**Exercise prompt:**
Find how many lines in the material contain "average"; your answer should be that number alone.

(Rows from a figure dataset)
══════

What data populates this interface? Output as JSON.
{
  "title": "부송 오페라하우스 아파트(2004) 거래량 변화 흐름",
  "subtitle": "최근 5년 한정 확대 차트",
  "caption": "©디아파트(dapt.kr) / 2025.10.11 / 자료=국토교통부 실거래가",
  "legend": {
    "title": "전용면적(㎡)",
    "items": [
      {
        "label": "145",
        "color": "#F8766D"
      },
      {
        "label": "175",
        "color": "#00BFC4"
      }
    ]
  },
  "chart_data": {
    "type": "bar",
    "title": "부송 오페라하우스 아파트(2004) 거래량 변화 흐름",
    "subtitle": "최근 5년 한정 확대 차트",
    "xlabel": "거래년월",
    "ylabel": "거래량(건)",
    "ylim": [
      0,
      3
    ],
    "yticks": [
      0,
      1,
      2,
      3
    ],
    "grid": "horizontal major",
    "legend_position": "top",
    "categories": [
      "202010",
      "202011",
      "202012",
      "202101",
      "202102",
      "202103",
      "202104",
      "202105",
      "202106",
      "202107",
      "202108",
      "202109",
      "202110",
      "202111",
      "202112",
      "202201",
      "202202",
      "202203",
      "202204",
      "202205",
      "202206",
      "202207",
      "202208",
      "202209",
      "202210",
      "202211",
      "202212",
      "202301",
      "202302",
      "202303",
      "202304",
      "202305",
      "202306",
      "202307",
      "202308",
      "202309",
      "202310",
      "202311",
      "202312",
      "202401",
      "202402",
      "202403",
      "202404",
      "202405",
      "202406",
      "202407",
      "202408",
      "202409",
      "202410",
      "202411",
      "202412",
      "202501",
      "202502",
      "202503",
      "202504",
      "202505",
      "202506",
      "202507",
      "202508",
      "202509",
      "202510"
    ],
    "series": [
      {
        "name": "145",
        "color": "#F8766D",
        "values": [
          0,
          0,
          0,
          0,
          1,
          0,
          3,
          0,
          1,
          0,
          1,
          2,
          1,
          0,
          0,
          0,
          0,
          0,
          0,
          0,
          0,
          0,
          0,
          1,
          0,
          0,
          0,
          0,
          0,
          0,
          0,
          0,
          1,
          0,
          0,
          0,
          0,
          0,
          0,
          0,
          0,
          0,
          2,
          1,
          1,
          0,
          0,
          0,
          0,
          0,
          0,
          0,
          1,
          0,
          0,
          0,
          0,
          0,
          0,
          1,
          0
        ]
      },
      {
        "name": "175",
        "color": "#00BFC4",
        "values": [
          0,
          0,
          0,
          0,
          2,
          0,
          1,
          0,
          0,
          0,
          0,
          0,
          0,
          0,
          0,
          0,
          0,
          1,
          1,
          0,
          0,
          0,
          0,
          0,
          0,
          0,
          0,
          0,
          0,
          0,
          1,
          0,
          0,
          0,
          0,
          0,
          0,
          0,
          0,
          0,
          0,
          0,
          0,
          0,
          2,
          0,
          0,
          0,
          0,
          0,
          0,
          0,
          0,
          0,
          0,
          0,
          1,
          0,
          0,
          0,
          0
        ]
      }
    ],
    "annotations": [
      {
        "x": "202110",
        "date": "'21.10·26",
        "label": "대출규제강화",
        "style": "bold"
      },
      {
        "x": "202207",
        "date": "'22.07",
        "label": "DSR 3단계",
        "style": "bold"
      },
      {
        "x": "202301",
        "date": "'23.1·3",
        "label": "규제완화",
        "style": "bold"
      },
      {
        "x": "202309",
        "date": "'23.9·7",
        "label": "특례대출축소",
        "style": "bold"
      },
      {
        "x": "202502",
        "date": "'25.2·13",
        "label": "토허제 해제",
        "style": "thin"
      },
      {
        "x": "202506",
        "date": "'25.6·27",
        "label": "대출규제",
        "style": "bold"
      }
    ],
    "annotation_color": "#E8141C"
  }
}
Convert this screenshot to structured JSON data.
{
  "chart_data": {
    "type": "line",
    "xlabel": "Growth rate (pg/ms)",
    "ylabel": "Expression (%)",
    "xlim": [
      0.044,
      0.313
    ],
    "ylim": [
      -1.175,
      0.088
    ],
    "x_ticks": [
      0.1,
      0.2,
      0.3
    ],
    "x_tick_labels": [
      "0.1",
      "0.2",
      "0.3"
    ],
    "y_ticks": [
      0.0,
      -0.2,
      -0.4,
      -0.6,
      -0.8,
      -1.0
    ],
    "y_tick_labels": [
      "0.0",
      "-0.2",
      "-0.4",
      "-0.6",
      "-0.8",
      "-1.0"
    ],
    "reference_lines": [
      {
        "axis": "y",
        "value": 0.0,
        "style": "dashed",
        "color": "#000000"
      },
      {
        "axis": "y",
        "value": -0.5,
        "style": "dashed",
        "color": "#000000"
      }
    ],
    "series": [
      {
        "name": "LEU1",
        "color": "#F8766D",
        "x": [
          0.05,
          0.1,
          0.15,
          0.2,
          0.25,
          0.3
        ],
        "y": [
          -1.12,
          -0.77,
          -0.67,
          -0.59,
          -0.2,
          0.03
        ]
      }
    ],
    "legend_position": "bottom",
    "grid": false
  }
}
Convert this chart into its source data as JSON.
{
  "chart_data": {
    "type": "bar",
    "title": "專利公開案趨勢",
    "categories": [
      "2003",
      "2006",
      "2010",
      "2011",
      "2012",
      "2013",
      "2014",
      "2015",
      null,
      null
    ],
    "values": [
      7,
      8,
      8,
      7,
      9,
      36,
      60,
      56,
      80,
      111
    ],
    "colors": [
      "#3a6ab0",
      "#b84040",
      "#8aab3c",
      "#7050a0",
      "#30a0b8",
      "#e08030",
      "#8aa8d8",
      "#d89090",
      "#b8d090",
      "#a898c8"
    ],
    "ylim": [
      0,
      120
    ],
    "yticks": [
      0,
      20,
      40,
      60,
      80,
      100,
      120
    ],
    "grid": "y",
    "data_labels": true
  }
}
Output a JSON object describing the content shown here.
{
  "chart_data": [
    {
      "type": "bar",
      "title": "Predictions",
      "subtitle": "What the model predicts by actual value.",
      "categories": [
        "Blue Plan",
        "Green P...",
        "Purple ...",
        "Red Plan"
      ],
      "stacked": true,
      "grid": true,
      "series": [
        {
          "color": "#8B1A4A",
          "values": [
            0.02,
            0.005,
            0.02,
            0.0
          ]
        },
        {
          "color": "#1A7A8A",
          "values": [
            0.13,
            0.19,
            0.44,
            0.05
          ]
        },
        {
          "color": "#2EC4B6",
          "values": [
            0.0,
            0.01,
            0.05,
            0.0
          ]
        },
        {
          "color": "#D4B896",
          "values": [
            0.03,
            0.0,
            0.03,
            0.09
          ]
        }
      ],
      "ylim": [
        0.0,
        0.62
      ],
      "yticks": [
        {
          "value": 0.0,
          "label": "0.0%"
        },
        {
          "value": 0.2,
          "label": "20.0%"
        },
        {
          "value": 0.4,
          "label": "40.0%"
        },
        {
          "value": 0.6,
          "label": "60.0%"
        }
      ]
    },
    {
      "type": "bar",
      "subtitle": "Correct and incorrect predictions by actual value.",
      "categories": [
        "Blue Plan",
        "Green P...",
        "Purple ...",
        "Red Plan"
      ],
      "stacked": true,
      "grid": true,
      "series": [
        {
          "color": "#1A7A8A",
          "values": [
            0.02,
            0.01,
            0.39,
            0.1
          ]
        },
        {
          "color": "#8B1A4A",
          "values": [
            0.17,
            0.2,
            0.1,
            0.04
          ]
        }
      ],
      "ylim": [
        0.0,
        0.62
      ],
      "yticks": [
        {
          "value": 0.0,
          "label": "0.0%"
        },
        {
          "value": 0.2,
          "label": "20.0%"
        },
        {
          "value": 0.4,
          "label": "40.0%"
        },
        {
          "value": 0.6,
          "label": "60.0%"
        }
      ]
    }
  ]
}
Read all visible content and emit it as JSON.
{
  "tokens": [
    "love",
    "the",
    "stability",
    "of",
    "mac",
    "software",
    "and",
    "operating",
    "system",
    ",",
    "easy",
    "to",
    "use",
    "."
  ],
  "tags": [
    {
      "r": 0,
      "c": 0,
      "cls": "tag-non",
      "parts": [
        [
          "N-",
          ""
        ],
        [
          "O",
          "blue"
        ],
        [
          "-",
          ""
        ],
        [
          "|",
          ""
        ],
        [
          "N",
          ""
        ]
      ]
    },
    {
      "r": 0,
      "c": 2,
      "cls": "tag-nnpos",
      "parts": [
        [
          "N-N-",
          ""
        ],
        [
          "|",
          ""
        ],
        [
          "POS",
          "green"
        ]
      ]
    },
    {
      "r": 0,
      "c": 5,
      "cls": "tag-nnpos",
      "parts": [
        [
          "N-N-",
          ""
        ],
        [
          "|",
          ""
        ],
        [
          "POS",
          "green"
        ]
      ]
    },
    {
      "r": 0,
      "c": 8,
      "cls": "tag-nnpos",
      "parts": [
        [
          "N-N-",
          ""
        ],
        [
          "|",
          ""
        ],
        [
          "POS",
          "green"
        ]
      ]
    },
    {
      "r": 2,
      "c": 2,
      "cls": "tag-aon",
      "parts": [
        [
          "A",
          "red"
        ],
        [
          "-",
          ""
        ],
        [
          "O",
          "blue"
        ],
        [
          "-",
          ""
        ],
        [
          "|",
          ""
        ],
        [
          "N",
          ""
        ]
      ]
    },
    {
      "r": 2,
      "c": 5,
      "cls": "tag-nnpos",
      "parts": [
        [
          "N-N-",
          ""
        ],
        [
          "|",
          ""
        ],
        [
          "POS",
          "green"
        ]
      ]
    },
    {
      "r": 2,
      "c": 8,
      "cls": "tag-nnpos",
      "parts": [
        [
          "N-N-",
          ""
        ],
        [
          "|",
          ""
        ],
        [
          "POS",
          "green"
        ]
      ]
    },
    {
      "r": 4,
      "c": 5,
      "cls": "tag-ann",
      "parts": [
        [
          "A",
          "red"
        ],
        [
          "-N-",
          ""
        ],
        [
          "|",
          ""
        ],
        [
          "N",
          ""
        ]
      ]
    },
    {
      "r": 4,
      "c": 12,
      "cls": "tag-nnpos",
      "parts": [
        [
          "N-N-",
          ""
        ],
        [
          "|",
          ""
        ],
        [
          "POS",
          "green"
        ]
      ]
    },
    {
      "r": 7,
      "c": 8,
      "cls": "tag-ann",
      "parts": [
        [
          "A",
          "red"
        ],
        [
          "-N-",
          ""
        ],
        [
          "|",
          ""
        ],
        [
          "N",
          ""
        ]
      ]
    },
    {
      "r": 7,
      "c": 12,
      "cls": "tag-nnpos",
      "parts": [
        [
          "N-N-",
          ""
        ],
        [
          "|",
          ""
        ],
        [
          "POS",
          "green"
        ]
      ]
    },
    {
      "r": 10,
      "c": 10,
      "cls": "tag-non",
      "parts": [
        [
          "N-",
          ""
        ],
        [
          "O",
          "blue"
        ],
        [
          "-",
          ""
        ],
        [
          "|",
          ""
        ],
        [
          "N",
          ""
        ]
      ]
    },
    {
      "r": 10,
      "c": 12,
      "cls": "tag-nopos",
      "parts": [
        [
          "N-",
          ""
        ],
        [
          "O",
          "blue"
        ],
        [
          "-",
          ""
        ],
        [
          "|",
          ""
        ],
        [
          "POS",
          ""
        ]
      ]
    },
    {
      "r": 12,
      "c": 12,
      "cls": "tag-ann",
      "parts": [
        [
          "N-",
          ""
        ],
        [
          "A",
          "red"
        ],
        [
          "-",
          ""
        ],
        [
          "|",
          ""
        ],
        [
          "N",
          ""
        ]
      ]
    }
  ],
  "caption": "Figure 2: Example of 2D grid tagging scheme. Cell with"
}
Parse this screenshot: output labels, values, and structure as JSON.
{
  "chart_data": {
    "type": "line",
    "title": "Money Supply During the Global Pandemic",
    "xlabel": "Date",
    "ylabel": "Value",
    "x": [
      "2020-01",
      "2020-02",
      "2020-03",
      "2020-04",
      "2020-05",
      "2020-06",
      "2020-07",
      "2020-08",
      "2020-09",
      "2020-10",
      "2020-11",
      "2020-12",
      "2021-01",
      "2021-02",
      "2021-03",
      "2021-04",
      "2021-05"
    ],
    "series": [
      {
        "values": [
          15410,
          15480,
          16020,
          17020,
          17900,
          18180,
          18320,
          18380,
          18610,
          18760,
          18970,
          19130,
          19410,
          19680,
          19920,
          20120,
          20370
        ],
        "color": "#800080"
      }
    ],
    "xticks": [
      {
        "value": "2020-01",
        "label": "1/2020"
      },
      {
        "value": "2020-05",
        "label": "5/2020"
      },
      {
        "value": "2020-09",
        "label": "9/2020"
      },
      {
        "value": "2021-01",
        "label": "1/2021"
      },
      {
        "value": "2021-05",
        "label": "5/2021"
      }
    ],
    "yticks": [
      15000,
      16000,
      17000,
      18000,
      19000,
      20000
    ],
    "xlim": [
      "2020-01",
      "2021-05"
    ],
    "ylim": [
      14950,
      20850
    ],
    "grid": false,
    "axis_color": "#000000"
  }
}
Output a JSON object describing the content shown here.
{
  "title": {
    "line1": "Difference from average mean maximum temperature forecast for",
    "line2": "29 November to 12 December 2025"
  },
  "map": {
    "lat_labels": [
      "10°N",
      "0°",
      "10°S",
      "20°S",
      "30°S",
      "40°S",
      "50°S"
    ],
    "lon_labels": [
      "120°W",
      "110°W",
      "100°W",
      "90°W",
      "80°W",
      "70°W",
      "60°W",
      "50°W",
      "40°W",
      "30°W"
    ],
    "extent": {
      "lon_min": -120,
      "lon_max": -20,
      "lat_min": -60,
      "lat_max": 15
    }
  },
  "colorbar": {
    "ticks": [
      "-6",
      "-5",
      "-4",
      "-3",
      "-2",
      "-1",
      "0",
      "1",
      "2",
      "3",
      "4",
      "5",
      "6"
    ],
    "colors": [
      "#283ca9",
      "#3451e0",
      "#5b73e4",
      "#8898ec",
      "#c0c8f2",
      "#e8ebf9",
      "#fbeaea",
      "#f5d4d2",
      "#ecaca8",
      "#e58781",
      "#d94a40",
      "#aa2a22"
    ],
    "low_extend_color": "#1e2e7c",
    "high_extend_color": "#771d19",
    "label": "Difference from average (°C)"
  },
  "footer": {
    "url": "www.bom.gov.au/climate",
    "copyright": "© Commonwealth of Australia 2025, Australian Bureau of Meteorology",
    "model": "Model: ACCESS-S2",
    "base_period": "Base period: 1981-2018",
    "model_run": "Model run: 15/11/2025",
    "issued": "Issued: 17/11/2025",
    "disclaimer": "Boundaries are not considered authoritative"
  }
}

══════

**Output below:**
2